◆ INSTRUCTIONS TO FOLLOW: Reproduce exactly the lines from the line containing "Enumerate this screenshot's" through the end of the records below, including both ends, and nothing else.
=======
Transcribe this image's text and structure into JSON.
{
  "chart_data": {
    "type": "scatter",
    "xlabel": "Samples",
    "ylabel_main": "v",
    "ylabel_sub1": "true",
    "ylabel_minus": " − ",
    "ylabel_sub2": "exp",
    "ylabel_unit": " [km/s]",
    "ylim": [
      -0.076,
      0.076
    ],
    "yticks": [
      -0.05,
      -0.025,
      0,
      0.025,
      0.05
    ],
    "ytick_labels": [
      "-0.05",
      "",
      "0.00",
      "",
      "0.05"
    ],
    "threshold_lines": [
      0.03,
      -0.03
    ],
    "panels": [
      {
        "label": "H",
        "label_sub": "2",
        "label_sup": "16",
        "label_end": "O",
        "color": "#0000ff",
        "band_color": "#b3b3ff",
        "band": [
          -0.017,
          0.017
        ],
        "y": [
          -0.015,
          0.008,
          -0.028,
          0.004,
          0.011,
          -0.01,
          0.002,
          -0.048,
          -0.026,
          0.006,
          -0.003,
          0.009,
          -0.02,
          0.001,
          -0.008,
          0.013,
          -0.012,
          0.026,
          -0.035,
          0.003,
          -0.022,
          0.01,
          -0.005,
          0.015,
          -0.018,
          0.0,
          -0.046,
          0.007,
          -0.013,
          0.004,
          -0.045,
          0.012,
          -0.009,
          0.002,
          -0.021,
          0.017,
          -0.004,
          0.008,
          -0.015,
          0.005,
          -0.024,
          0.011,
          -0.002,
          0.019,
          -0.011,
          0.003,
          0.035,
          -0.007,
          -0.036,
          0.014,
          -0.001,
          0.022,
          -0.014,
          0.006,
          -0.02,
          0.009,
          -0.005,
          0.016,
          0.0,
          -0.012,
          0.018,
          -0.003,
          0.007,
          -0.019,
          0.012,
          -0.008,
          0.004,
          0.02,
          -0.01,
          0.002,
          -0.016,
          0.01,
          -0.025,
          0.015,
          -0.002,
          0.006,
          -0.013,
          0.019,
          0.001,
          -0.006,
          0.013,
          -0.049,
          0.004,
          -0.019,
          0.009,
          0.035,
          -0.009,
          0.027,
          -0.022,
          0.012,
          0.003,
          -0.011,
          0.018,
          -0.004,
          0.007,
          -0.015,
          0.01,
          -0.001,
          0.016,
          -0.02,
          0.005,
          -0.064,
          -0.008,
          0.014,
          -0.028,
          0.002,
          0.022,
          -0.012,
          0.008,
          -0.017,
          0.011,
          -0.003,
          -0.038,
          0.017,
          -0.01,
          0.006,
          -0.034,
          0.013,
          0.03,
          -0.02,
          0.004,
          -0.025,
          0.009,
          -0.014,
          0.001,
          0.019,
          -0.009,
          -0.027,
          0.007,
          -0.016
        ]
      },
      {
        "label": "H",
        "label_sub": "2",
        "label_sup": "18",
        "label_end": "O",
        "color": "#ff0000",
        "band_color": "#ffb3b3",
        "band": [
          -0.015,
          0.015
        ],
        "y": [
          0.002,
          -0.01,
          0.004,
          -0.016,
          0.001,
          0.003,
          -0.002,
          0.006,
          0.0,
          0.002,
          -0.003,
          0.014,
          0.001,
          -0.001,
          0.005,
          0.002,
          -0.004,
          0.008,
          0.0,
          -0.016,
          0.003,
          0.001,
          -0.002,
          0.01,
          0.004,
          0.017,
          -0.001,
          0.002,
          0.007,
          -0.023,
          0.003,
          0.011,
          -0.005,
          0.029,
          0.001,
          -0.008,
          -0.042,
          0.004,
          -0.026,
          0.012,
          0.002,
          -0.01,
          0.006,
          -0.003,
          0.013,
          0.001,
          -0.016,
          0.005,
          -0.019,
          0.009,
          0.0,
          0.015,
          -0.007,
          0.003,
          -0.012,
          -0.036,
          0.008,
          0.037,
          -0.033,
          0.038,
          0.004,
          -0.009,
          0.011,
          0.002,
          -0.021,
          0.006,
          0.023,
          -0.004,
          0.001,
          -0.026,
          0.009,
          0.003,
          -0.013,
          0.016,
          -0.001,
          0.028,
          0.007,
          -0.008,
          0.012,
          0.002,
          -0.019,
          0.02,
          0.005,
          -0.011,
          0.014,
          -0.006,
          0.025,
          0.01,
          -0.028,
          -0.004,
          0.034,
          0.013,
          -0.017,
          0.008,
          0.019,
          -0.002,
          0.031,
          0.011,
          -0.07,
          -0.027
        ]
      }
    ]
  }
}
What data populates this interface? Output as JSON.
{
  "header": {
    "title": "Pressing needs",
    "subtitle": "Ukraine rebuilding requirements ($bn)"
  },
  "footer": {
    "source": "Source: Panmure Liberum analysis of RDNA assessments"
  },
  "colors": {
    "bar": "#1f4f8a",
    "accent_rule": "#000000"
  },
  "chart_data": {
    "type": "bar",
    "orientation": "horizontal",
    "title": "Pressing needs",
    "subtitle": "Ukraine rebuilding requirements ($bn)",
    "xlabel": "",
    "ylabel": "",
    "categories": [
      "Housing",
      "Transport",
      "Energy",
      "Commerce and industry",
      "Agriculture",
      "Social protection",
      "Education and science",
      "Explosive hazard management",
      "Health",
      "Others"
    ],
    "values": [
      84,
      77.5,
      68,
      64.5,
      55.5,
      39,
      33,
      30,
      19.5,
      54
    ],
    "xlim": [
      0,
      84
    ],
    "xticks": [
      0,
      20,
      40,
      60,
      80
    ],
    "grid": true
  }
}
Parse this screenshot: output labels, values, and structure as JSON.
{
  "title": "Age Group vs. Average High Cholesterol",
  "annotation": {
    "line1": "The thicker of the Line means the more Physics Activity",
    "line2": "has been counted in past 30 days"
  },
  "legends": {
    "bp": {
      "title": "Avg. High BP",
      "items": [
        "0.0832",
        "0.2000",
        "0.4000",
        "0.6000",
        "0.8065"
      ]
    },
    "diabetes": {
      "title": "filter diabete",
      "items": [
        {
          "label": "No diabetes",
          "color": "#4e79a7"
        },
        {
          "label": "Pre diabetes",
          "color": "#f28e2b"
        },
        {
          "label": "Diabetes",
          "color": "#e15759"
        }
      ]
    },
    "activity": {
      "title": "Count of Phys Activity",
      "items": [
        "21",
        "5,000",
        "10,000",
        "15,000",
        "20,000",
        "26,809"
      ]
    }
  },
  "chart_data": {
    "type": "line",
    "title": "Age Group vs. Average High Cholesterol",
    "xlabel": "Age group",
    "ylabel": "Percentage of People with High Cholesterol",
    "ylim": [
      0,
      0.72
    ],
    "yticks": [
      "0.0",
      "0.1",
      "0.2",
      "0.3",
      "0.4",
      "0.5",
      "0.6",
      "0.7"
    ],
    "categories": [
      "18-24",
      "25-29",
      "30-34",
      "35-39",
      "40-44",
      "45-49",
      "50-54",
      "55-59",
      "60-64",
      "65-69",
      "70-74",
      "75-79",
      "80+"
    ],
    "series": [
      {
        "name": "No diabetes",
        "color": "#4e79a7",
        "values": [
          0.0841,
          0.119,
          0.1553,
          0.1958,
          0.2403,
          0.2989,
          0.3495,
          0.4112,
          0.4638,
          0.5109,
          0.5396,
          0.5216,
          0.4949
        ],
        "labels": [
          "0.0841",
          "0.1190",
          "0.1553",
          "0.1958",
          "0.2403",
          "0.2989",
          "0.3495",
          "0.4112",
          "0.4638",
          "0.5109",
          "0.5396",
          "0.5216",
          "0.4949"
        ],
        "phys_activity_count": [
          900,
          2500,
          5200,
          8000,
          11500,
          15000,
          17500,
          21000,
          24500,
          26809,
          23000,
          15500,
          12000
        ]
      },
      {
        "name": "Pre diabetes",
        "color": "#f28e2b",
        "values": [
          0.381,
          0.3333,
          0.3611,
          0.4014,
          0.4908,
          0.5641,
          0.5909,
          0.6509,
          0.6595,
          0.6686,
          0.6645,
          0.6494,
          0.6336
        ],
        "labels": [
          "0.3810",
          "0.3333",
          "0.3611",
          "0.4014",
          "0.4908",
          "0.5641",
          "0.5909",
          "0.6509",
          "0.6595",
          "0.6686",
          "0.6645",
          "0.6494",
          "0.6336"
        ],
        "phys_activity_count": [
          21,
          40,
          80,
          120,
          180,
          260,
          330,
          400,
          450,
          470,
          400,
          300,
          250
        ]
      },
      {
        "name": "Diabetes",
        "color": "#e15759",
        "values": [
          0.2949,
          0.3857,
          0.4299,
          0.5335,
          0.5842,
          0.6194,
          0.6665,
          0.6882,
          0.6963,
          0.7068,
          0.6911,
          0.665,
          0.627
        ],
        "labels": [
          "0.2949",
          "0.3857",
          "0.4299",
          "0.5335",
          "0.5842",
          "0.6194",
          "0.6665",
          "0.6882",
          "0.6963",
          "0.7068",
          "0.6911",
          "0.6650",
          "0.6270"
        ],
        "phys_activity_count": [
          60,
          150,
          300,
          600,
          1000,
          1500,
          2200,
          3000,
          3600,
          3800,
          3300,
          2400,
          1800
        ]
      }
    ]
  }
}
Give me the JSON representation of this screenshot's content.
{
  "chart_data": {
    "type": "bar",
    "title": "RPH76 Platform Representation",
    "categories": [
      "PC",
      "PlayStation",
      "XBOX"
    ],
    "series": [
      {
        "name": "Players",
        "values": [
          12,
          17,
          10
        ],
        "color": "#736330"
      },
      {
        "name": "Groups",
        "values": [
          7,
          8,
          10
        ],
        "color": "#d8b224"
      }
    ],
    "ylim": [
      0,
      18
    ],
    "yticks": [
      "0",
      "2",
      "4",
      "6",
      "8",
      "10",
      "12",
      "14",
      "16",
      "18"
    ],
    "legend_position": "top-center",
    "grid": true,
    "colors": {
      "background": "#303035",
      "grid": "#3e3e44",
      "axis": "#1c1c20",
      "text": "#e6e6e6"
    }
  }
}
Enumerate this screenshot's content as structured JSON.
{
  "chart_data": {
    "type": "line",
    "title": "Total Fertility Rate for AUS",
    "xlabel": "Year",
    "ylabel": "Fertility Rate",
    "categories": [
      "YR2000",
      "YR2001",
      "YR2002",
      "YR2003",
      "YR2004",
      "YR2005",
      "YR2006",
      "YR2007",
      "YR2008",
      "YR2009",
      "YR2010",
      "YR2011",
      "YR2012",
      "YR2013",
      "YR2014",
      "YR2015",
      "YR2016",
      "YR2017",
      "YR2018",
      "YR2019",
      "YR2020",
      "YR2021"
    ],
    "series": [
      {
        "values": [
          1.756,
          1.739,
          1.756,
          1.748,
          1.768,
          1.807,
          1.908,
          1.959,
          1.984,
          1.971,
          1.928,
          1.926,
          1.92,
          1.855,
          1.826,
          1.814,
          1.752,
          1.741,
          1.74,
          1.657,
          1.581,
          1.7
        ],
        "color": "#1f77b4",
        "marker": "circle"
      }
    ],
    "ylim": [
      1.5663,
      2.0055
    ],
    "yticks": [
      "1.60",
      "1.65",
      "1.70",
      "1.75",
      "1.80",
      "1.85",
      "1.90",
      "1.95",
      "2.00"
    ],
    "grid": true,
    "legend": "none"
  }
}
=======
◆ ANSWER FOR THE TASK:
Enumerate this screenshot's content as structured JSON.
{
  "chart_data": {
    "type": "line",
    "title": "Total Fertility Rate for AUS",
    "xlabel": "Year",
    "ylabel": "Fertility Rate",
    "categories": [
      "YR2000",
      "YR2001",
      "YR2002",
      "YR2003",
      "YR2004",
      "YR2005",
      "YR2006",
      "YR2007",
      "YR2008",
      "YR2009",
      "YR2010",
      "YR2011",
      "YR2012",
      "YR2013",
      "YR2014",
      "YR2015",
      "YR2016",
      "YR2017",
      "YR2018",
      "YR2019",
      "YR2020",
      "YR2021"
    ],
    "series": [
      {
        "values": [
          1.756,
          1.739,
          1.756,
          1.748,
          1.768,
          1.807,
          1.908,
          1.959,
          1.984,
          1.971,
          1.928,
          1.926,
          1.92,
          1.855,
          1.826,
          1.814,
          1.752,
          1.741,
          1.74,
          1.657,
          1.581,
          1.7
        ],
        "color": "#1f77b4",
        "marker": "circle"
      }
    ],
    "ylim": [
      1.5663,
      2.0055
    ],
    "yticks": [
      "1.60",
      "1.65",
      "1.70",
      "1.75",
      "1.80",
      "1.85",
      "1.90",
      "1.95",
      "2.00"
    ],
    "grid": true,
    "legend": "none"
  }
}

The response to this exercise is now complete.